EXERCISE AIM: Within the material below, find each line bearing the word "Tree" and present it.

Structured figure records

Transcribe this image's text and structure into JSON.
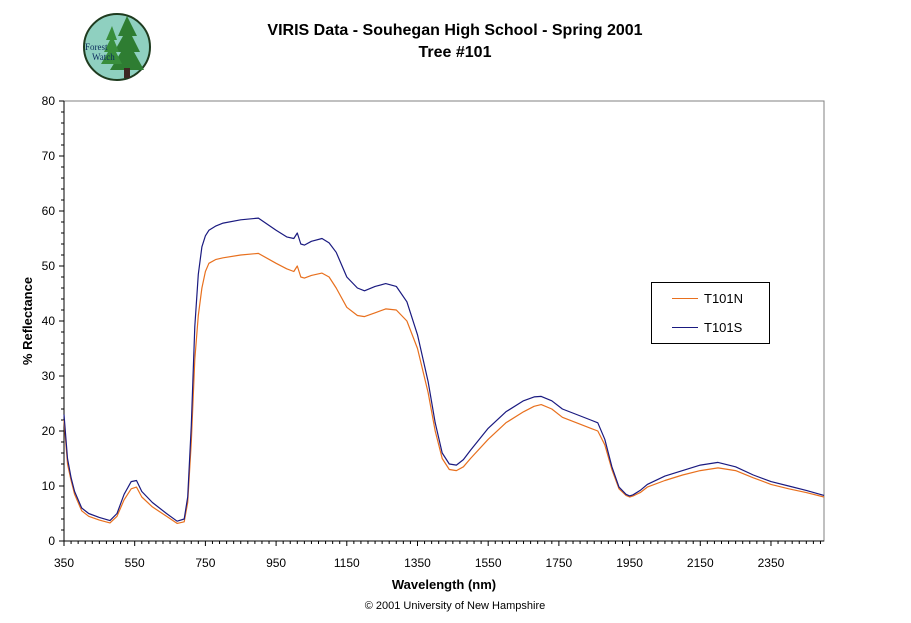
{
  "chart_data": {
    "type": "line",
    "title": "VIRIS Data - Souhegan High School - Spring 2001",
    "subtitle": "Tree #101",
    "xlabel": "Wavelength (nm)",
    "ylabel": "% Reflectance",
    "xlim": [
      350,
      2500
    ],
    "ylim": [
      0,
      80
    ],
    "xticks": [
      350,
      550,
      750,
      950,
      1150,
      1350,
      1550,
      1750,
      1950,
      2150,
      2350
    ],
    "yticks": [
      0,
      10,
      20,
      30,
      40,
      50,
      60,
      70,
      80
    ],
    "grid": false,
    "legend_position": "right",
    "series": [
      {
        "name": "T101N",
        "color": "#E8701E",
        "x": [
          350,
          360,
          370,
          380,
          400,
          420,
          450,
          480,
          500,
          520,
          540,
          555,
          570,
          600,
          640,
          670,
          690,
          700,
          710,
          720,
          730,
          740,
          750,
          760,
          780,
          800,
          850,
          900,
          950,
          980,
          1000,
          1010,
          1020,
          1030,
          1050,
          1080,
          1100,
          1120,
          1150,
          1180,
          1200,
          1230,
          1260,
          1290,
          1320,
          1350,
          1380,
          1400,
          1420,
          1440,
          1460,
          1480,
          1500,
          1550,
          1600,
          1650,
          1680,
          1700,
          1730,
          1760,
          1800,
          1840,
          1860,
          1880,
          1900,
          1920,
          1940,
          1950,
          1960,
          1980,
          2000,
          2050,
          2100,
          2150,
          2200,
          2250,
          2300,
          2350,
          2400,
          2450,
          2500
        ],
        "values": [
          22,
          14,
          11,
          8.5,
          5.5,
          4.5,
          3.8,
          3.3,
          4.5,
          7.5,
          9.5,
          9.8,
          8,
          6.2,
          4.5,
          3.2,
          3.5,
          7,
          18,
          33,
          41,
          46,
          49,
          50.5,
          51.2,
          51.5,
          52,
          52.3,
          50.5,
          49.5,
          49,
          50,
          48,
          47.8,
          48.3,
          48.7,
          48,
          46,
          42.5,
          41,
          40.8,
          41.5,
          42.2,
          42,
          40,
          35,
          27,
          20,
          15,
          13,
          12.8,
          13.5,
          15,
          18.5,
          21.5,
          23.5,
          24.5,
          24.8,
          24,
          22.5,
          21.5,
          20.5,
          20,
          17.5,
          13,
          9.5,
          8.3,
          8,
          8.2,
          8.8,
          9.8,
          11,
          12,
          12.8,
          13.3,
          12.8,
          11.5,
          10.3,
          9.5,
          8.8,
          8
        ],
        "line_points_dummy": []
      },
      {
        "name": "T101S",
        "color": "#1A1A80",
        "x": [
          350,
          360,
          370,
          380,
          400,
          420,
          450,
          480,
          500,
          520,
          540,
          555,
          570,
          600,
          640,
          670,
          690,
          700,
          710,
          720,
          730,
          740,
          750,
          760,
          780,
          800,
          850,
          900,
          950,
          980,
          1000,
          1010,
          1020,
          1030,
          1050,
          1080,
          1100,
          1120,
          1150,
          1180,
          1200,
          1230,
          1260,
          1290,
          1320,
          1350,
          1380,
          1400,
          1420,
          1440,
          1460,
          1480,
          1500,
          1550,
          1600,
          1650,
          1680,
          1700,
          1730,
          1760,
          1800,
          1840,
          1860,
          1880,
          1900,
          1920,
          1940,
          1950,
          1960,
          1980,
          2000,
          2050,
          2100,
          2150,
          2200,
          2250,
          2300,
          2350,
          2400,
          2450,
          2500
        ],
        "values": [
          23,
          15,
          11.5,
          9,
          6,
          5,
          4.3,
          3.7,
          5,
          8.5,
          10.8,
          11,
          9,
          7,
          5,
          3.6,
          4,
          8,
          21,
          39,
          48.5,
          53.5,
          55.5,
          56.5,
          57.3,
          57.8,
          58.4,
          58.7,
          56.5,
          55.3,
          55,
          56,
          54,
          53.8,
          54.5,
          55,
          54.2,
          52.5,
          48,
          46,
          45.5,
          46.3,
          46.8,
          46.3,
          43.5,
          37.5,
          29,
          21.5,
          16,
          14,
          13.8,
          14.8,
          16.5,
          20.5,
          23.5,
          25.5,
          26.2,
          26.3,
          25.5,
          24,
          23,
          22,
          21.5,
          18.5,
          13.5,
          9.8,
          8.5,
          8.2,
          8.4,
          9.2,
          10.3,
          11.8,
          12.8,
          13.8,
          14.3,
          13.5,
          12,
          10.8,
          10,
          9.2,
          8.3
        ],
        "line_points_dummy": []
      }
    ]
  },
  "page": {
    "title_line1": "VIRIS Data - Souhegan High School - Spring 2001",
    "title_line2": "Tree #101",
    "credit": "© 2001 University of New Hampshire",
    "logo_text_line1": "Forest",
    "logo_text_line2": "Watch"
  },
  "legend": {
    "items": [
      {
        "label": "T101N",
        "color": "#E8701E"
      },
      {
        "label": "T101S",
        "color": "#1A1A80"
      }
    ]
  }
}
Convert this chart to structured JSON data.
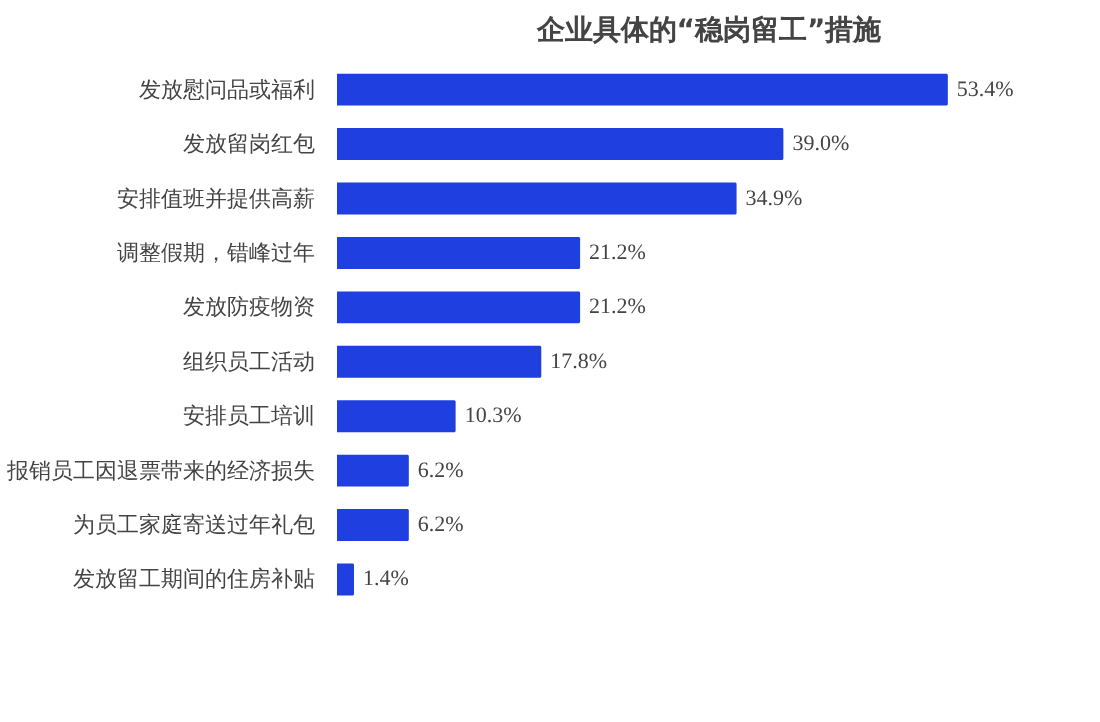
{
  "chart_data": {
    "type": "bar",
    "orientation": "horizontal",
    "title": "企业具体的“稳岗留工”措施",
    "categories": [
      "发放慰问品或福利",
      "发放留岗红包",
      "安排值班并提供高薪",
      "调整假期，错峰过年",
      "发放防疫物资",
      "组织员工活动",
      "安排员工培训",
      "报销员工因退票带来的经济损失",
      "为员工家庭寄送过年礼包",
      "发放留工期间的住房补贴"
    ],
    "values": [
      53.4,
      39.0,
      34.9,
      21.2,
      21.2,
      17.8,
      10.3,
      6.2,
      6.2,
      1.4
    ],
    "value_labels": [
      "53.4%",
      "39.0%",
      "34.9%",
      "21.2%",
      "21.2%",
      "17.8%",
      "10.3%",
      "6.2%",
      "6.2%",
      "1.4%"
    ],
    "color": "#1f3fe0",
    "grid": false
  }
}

EXERCISE ANSWER:
    "subtitle": "Tree #101",
    "title_line2": "Tree #101",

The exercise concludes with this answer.